- OBJECTIVE -
Answer these questions using the excerpt on company rates of return below.
1. What was the net rate of return for manufacturing companies in Quarter 1 2019?
2. According to the British Chambers of Commerce survey, since which quarter has business confidence about turnover and profitability been at its weakest?
3. Which sub-sectors caused the increase in the net rate of return for services companies?

- EXCERPTED TEXT -
* Begin *

Manufacturing companies

In Quarter 1 (Jan to Mar) 2019, the net rate of return for manufacturing companies fell to 12.2% from the estimate of 14.3% in Quarter 4 (Oct to Dec) 2018 (Figure 2). This was caused primarily by a larger than usual fall in profitability by the food products, beverage and tobacco sector.

The Bank of England summary reports that growth in domestic manufacturing output slowed and weaker demand from Europe and China weighed on growth in export of manufactured goods.

The British Chambers of Commerce (BCC) Quarter 1 2019 economic survey indicates the manufacturing sector continues to struggle amid tougher global and domestic trading conditions. The balance of businesses confident that turnover and profitability will increase in the next 12 months is at its weakest since Quarter 4 2011.

Services companies

The net rate of return for services companies in Quarter 1 2019 increased to 19.0% from an estimate in Quarter 4 of 17.8% (Figure 2). This is the largest quarterly percentage increase since Quarter 4 2016. The sub-sectors causing this were real estate activities, professional, scientific and technical activities, and administrative and support service activities.

* End *

- RAW RECORDS -
* Begin *

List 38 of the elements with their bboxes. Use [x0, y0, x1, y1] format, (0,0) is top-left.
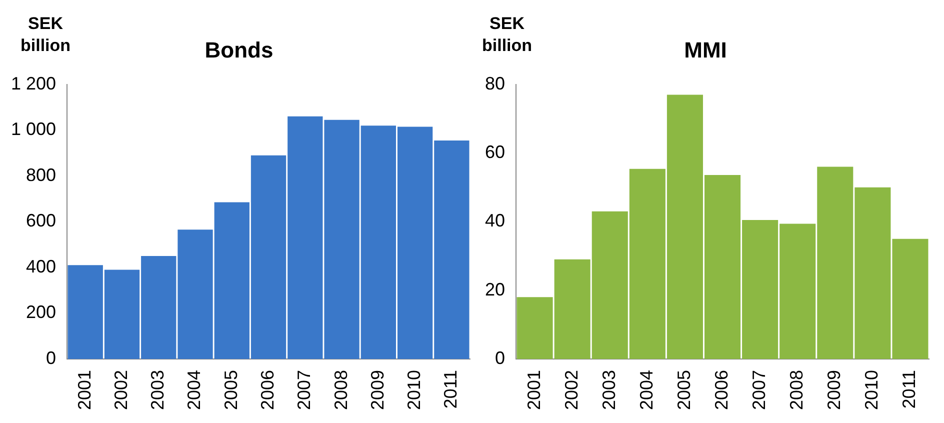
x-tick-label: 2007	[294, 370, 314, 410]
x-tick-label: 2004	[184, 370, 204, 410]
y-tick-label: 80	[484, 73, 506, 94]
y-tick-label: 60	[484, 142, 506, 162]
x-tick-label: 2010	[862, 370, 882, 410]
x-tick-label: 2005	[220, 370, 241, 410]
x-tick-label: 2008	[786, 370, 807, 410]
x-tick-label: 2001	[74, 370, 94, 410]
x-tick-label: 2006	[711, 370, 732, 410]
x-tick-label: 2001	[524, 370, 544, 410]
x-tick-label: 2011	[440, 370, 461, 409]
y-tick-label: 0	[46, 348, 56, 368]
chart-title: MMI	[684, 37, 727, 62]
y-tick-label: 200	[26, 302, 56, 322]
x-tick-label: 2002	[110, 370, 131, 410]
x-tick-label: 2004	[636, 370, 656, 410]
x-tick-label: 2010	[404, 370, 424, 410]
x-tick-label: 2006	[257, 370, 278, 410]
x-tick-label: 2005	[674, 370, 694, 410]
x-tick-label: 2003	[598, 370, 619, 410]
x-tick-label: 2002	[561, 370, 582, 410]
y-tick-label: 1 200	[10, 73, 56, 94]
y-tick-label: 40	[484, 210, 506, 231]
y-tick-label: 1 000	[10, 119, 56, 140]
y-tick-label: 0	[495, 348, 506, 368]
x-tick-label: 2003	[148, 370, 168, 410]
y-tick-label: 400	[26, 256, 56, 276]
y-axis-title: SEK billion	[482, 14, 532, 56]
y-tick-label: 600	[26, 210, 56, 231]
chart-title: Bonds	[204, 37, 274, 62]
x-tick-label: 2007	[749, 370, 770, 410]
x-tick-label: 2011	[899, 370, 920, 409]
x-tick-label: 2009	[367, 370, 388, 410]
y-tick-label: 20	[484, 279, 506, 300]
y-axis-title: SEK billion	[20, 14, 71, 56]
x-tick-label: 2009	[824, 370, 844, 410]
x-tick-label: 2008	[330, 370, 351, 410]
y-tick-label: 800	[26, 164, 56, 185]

* End *
* Begin *

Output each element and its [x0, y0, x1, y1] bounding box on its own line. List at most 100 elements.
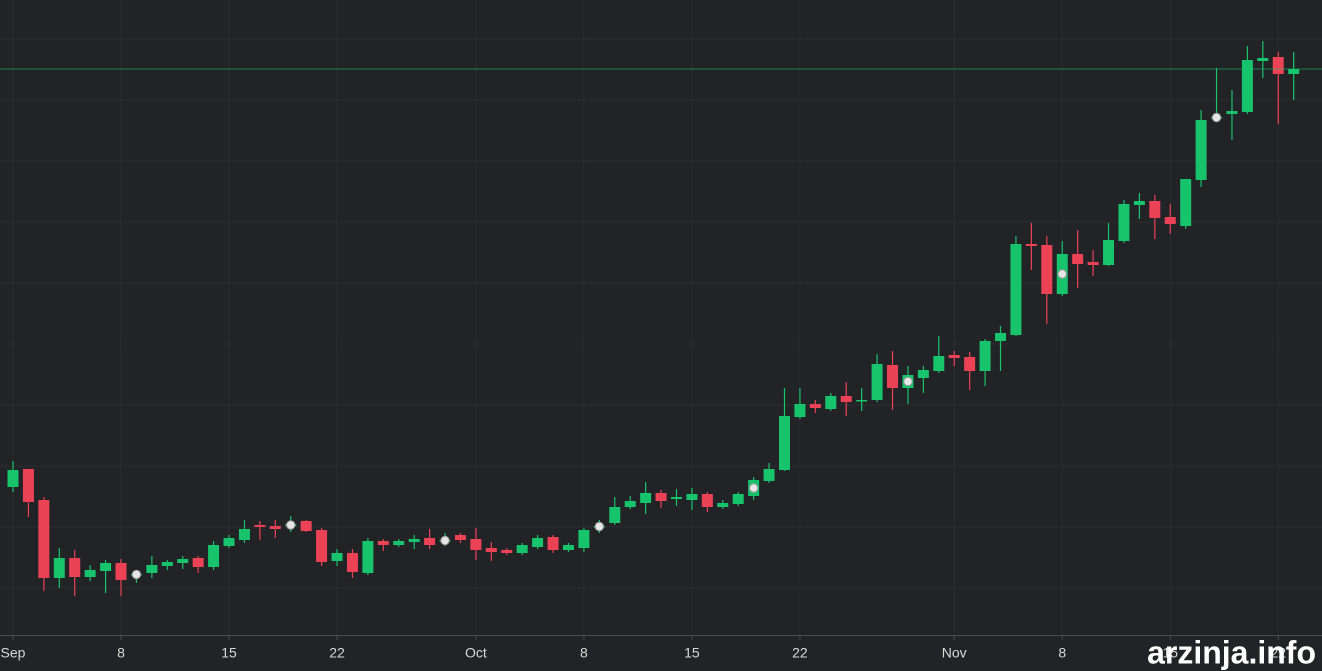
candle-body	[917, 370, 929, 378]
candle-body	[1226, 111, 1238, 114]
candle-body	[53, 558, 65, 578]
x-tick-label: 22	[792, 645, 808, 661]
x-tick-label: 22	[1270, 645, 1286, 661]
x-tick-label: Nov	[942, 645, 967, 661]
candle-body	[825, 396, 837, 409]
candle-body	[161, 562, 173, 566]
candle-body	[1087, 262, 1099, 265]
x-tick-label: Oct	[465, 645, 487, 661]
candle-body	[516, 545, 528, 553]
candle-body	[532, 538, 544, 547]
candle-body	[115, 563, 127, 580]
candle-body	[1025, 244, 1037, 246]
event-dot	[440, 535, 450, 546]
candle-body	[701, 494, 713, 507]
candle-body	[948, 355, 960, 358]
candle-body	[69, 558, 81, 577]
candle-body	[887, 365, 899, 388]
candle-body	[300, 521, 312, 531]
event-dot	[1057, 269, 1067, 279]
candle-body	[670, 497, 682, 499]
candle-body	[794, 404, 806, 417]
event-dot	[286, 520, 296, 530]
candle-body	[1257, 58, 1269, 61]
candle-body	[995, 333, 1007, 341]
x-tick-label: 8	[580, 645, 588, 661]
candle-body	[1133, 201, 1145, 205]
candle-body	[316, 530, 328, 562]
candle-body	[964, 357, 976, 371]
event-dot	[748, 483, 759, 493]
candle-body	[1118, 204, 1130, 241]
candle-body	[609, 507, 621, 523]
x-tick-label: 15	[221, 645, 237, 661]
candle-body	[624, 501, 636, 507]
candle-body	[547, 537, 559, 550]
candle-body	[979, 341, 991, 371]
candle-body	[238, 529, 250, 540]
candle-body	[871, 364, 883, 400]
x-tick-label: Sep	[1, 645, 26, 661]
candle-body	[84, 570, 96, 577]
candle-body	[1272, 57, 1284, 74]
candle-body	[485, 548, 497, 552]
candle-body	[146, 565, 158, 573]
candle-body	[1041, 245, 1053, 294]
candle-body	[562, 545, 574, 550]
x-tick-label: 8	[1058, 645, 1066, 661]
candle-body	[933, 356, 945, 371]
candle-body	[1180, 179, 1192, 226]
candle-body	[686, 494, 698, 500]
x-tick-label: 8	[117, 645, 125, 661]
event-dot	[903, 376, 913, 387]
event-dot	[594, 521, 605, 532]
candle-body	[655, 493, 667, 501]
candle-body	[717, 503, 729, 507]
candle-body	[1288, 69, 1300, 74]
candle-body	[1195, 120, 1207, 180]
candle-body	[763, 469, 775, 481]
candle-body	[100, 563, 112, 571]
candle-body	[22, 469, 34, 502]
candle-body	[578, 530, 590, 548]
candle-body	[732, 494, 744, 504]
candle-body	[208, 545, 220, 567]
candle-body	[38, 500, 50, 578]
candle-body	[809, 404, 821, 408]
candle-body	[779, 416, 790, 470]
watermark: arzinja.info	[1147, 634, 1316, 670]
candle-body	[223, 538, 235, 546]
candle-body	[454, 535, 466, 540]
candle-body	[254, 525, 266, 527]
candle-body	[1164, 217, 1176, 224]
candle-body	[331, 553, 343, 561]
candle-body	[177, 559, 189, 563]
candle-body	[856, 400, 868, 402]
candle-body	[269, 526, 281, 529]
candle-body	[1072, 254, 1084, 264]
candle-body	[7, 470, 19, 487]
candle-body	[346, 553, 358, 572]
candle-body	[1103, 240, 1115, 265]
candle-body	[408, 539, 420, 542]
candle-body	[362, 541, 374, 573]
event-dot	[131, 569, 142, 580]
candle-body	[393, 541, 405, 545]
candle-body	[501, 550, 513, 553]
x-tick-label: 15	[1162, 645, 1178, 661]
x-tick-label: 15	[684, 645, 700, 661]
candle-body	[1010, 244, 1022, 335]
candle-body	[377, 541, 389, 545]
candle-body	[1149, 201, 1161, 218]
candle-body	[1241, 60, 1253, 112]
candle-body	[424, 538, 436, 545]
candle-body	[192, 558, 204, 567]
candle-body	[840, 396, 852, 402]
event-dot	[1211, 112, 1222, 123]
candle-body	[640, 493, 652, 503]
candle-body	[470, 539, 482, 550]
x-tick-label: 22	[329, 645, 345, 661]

* End *
* Begin *

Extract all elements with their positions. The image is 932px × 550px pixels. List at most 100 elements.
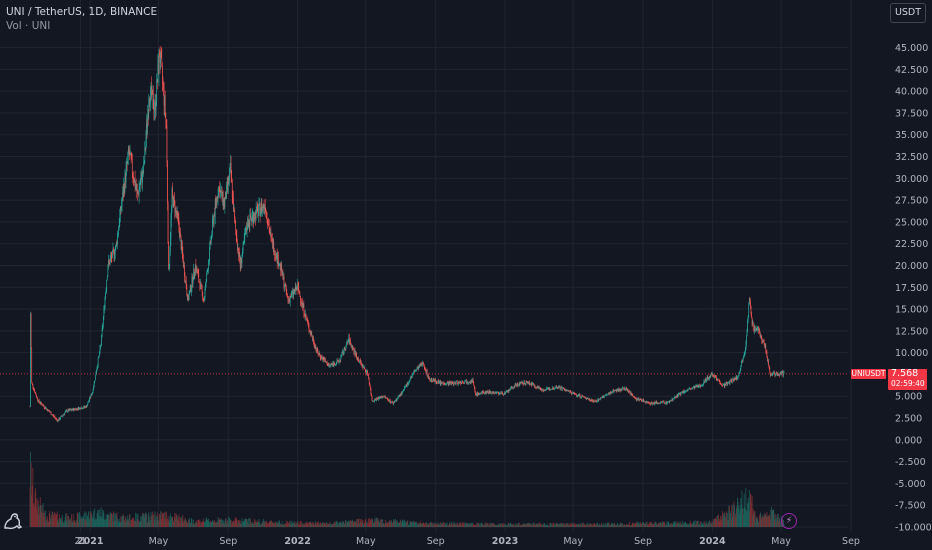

* End *

- REPLY TO THE EXERCISE -
1. 12.2%
2. Quarter 4 2011
3. Real estate activities; professional, scientific and technical activities; and administrative and support service activities